- _Task brief_
Retype all of the data exactly as given.

- _Information shown_
----------------------------------------

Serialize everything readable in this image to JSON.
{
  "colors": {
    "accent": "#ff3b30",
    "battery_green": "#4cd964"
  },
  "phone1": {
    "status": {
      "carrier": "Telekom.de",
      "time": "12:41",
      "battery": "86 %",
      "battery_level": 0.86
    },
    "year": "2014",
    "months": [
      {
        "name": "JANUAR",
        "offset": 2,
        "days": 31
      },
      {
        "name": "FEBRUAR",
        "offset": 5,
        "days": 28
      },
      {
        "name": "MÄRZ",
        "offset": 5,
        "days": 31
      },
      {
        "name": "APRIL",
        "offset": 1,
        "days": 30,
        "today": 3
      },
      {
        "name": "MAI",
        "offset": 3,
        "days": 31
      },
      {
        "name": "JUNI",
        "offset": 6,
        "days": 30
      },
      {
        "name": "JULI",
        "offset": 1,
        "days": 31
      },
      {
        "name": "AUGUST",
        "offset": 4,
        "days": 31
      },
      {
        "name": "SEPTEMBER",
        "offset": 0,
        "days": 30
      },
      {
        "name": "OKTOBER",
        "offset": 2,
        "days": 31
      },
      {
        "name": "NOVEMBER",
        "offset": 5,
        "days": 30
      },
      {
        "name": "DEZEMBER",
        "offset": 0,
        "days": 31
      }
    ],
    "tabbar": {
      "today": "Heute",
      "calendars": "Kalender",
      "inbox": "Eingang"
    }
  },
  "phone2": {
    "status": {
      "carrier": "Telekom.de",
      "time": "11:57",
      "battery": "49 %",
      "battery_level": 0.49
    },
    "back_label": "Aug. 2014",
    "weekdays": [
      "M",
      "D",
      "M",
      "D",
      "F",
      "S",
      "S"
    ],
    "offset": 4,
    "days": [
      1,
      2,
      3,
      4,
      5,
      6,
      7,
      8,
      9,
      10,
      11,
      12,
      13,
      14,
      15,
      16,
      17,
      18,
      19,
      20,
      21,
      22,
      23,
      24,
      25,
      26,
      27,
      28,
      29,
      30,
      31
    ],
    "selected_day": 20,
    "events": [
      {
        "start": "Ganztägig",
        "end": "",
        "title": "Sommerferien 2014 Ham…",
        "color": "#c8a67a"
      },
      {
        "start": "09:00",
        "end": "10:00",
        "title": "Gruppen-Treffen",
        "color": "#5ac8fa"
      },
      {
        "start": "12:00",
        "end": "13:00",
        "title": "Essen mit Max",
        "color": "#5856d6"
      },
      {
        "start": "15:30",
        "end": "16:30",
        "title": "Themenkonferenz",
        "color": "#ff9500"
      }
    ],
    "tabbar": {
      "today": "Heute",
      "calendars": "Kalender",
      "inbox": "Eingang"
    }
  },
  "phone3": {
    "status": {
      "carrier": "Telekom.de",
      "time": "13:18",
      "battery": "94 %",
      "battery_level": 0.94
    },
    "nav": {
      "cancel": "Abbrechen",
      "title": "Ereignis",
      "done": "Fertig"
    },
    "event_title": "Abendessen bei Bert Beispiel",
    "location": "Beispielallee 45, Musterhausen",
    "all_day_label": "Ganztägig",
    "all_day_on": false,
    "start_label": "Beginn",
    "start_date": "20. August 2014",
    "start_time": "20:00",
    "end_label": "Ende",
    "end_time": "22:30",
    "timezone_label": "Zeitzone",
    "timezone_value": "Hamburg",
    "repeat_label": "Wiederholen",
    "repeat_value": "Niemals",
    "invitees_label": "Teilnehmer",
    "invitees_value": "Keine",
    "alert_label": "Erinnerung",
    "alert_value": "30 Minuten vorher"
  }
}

----------------------------------------

- _Task response_
Serialize everything readable in this image to JSON.
{
  "colors": {
    "accent": "#ff3b30",
    "battery_green": "#4cd964"
  },
  "phone1": {
    "status": {
      "carrier": "Telekom.de",
      "time": "12:41",
      "battery": "86 %",
      "battery_level": 0.86
    },
    "year": "2014",
    "months": [
      {
        "name": "JANUAR",
        "offset": 2,
        "days": 31
      },
      {
        "name": "FEBRUAR",
        "offset": 5,
        "days": 28
      },
      {
        "name": "MÄRZ",
        "offset": 5,
        "days": 31
      },
      {
        "name": "APRIL",
        "offset": 1,
        "days": 30,
        "today": 3
      },
      {
        "name": "MAI",
        "offset": 3,
        "days": 31
      },
      {
        "name": "JUNI",
        "offset": 6,
        "days": 30
      },
      {
        "name": "JULI",
        "offset": 1,
        "days": 31
      },
      {
        "name": "AUGUST",
        "offset": 4,
        "days": 31
      },
      {
        "name": "SEPTEMBER",
        "offset": 0,
        "days": 30
      },
      {
        "name": "OKTOBER",
        "offset": 2,
        "days": 31
      },
      {
        "name": "NOVEMBER",
        "offset": 5,
        "days": 30
      },
      {
        "name": "DEZEMBER",
        "offset": 0,
        "days": 31
      }
    ],
    "tabbar": {
      "today": "Heute",
      "calendars": "Kalender",
      "inbox": "Eingang"
    }
  },
  "phone2": {
    "status": {
      "carrier": "Telekom.de",
      "time": "11:57",
      "battery": "49 %",
      "battery_level": 0.49
    },
    "back_label": "Aug. 2014",
    "weekdays": [
      "M",
      "D",
      "M",
      "D",
      "F",
      "S",
      "S"
    ],
    "offset": 4,
    "days": [
      1,
      2,
      3,
      4,
      5,
      6,
      7,
      8,
      9,
      10,
      11,
      12,
      13,
      14,
      15,
      16,
      17,
      18,
      19,
      20,
      21,
      22,
      23,
      24,
      25,
      26,
      27,
      28,
      29,
      30,
      31
    ],
    "selected_day": 20,
    "events": [
      {
        "start": "Ganztägig",
        "end": "",
        "title": "Sommerferien 2014 Ham…",
        "color": "#c8a67a"
      },
      {
        "start": "09:00",
        "end": "10:00",
        "title": "Gruppen-Treffen",
        "color": "#5ac8fa"
      },
      {
        "start": "12:00",
        "end": "13:00",
        "title": "Essen mit Max",
        "color": "#5856d6"
      },
      {
        "start": "15:30",
        "end": "16:30",
        "title": "Themenkonferenz",
        "color": "#ff9500"
      }
    ],
    "tabbar": {
      "today": "Heute",
      "calendars": "Kalender",
      "inbox": "Eingang"
    }
  },
  "phone3": {
    "status": {
      "carrier": "Telekom.de",
      "time": "13:18",
      "battery": "94 %",
      "battery_level": 0.94
    },
    "nav": {
      "cancel": "Abbrechen",
      "title": "Ereignis",
      "done": "Fertig"
    },
    "event_title": "Abendessen bei Bert Beispiel",
    "location": "Beispielallee 45, Musterhausen",
    "all_day_label": "Ganztägig",
    "all_day_on": false,
    "start_label": "Beginn",
    "start_date": "20. August 2014",
    "start_time": "20:00",
    "end_label": "Ende",
    "end_time": "22:30",
    "timezone_label": "Zeitzone",
    "timezone_value": "Hamburg",
    "repeat_label": "Wiederholen",
    "repeat_value": "Niemals",
    "invitees_label": "Teilnehmer",
    "invitees_value": "Keine",
    "alert_label": "Erinnerung",
    "alert_value": "30 Minuten vorher"
  }
}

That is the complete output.